Reproduce each record exactly.

--- BEGIN Dataset excerpts ---

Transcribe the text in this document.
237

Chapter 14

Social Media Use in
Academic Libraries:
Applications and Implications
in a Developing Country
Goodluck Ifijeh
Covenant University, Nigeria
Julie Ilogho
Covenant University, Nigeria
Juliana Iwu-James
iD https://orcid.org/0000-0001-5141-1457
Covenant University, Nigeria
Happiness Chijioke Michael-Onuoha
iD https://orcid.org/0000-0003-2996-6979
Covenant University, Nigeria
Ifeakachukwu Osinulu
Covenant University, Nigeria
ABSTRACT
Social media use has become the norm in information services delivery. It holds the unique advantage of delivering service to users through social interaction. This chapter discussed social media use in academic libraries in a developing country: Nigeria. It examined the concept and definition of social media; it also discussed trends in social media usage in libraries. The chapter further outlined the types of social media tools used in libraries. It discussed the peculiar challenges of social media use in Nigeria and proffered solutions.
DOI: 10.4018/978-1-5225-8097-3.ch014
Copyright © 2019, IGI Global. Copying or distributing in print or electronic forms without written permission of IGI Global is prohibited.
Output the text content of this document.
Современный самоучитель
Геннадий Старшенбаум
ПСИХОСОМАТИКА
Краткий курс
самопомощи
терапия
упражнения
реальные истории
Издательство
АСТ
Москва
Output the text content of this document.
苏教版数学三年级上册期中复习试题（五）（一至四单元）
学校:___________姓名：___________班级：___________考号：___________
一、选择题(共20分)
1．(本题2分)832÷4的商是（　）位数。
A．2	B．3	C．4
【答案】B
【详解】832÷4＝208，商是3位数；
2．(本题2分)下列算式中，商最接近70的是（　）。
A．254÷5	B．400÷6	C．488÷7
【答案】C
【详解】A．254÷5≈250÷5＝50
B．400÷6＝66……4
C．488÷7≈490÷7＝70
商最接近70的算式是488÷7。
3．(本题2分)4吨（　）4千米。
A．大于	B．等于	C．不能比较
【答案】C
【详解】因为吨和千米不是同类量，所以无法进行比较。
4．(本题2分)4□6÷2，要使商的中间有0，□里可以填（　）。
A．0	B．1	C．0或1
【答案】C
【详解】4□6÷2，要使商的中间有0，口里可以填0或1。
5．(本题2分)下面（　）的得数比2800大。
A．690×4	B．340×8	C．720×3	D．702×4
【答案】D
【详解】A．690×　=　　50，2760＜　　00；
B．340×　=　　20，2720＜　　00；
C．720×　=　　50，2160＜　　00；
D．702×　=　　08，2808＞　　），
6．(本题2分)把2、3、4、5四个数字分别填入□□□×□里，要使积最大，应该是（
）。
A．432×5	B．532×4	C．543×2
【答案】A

--- END Dataset excerpts ---

**Worked solution:**
Transcribe the text in this document.
237

Chapter 14

Social Media Use in
Academic Libraries:
Applications and Implications
in a Developing Country
Goodluck Ifijeh
Covenant University, Nigeria
Julie Ilogho
Covenant University, Nigeria
Juliana Iwu-James
iD https://orcid.org/0000-0001-5141-1457
Covenant University, Nigeria
Happiness Chijioke Michael-Onuoha
iD https://orcid.org/0000-0003-2996-6979
Covenant University, Nigeria
Ifeakachukwu Osinulu
Covenant University, Nigeria
ABSTRACT
Social media use has become the norm in information services delivery. It holds the unique advantage of delivering service to users through social interaction. This chapter discussed social media use in academic libraries in a developing country: Nigeria. It examined the concept and definition of social media; it also discussed trends in social media usage in libraries. The chapter further outlined the types of social media tools used in libraries. It discussed the peculiar challenges of social media use in Nigeria and proffered solutions.
DOI: 10.4018/978-1-5225-8097-3.ch014
Copyright © 2019, IGI Global. Copying or distributing in print or electronic forms without written permission of IGI Global is prohibited.
Output the text content of this document.
Современный самоучитель
Геннадий Старшенбаум
ПСИХОСОМАТИКА
Краткий курс
самопомощи
терапия
упражнения
реальные истории
Издательство
АСТ
Москва
Output the text content of this document.
苏教版数学三年级上册期中复习试题（五）（一至四单元）
学校:___________姓名：___________班级：___________考号：___________
一、选择题(共20分)
1．(本题2分)832÷4的商是（　）位数。
A．2	B．3	C．4
【答案】B
【详解】832÷4＝208，商是3位数；
2．(本题2分)下列算式中，商最接近70的是（　）。
A．254÷5	B．400÷6	C．488÷7
【答案】C
【详解】A．254÷5≈250÷5＝50
B．400÷6＝66……4
C．488÷7≈490÷7＝70
商最接近70的算式是488÷7。
3．(本题2分)4吨（　）4千米。
A．大于	B．等于	C．不能比较
【答案】C
【详解】因为吨和千米不是同类量，所以无法进行比较。
4．(本题2分)4□6÷2，要使商的中间有0，□里可以填（　）。
A．0	B．1	C．0或1
【答案】C
【详解】4□6÷2，要使商的中间有0，口里可以填0或1。
5．(本题2分)下面（　）的得数比2800大。
A．690×4	B．340×8	C．720×3	D．702×4
【答案】D
【详解】A．690×　=　　50，2760＜　　00；
B．340×　=　　20，2720＜　　00；
C．720×　=　　50，2160＜　　00；
D．702×　=　　08，2808＞　　），
6．(本题2分)把2、3、4、5四个数字分别填入□□□×□里，要使积最大，应该是（
）。
A．432×5	B．532×4	C．543×2
【答案】A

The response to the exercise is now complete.